[Data extracted from a collection]
--------

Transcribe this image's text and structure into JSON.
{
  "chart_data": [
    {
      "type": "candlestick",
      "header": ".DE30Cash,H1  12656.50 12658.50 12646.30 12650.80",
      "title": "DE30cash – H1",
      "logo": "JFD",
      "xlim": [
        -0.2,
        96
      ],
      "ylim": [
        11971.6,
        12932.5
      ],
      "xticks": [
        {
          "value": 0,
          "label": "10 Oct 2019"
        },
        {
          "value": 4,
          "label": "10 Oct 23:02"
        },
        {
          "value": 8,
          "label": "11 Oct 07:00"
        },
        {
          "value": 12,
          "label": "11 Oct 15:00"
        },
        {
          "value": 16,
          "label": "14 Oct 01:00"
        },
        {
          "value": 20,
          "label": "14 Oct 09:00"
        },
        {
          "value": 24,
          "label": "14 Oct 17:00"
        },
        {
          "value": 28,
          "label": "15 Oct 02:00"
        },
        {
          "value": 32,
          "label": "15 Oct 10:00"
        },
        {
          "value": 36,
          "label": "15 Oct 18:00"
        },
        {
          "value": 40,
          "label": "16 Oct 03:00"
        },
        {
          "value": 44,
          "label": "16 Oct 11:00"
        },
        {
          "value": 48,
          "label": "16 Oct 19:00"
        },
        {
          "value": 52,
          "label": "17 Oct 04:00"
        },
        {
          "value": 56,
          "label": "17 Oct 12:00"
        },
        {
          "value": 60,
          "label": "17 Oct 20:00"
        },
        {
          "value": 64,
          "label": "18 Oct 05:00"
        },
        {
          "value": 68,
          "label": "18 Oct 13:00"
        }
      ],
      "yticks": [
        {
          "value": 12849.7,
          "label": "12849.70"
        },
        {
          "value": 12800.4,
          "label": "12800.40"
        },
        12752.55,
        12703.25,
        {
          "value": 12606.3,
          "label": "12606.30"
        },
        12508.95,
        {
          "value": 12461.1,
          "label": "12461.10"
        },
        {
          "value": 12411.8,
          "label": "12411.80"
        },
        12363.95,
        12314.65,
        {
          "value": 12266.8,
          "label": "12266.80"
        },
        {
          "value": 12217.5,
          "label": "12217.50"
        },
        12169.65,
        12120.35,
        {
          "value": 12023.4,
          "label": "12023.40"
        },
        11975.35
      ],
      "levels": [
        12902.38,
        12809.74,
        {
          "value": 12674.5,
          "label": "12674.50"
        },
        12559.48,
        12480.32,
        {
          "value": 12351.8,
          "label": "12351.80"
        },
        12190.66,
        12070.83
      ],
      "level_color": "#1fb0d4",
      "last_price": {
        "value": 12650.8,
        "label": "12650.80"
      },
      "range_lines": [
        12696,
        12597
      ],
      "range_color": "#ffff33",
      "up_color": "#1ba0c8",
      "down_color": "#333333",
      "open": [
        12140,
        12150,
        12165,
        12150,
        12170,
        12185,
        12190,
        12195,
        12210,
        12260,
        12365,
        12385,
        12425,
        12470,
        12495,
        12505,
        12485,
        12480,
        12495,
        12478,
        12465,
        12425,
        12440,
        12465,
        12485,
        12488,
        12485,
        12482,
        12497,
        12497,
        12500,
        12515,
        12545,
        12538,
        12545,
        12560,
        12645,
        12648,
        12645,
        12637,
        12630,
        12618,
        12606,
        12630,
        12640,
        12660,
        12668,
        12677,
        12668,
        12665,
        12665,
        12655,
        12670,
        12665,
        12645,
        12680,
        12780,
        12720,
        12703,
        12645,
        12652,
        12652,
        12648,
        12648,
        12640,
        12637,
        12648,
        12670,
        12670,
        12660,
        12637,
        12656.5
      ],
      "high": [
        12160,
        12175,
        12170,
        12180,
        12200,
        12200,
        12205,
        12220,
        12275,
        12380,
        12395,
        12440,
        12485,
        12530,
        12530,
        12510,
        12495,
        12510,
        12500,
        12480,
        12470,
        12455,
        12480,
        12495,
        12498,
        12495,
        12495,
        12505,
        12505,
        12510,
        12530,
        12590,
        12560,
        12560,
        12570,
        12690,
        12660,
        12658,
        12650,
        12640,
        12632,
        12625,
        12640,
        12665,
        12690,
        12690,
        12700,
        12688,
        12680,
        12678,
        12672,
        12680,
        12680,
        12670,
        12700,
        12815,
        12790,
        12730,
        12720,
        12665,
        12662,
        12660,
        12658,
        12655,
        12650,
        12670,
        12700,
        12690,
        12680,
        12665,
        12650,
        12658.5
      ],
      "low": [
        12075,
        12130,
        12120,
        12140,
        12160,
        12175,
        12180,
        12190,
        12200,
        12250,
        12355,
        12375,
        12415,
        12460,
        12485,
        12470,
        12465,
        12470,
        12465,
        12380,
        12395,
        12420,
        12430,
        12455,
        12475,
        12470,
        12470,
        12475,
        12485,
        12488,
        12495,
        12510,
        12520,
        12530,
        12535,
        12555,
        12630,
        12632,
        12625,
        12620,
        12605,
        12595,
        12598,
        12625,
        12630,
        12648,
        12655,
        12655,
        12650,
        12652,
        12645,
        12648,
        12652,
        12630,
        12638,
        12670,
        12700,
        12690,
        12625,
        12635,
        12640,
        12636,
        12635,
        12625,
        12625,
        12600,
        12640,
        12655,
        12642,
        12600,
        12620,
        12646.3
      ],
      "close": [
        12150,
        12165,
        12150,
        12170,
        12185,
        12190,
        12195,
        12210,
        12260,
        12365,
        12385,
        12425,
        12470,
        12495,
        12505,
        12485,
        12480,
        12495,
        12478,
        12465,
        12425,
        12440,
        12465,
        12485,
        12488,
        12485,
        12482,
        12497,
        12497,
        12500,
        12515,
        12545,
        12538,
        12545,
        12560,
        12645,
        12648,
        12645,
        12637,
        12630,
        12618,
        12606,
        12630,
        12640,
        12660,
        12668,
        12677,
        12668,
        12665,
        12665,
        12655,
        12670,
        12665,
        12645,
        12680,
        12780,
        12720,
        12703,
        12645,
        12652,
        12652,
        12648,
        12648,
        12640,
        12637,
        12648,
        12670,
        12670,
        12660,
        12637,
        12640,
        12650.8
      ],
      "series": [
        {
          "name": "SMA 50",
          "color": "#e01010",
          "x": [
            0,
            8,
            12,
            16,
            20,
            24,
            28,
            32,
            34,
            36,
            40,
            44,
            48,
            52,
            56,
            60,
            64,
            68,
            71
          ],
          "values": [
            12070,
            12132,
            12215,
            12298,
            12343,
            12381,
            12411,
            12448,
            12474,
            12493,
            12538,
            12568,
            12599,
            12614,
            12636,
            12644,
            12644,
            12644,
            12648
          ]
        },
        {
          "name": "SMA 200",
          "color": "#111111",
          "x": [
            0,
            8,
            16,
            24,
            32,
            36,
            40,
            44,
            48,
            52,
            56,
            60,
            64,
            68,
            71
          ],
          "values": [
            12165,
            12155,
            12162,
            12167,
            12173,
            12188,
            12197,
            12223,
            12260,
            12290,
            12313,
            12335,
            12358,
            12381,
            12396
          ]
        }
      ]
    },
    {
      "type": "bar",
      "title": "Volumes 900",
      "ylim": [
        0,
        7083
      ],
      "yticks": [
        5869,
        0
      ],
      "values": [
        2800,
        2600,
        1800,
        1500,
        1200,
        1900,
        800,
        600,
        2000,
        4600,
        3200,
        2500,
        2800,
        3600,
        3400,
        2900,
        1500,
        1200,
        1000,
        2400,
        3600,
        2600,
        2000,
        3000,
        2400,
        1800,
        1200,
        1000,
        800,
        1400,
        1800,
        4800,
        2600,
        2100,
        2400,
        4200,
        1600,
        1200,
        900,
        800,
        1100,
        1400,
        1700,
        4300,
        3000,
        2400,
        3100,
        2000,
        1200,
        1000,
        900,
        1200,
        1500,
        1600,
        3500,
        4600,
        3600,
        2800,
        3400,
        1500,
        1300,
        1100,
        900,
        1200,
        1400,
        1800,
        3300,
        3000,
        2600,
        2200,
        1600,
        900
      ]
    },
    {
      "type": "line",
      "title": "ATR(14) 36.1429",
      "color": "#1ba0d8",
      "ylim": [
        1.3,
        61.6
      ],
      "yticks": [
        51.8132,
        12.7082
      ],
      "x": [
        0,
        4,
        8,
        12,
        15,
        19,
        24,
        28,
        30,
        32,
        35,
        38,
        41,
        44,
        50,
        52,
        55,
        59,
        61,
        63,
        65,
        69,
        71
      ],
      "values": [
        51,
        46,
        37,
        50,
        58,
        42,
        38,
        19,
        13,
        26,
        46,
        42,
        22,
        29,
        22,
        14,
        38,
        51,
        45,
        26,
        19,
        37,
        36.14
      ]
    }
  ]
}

--------

:: GOAL ::
Return from the data every line that holds "title".

:: EXERCISE RESPONSE ::
      "title": "DE30cash – H1",
      "title": "Volumes 900",
      "title": "ATR(14) 36.1429",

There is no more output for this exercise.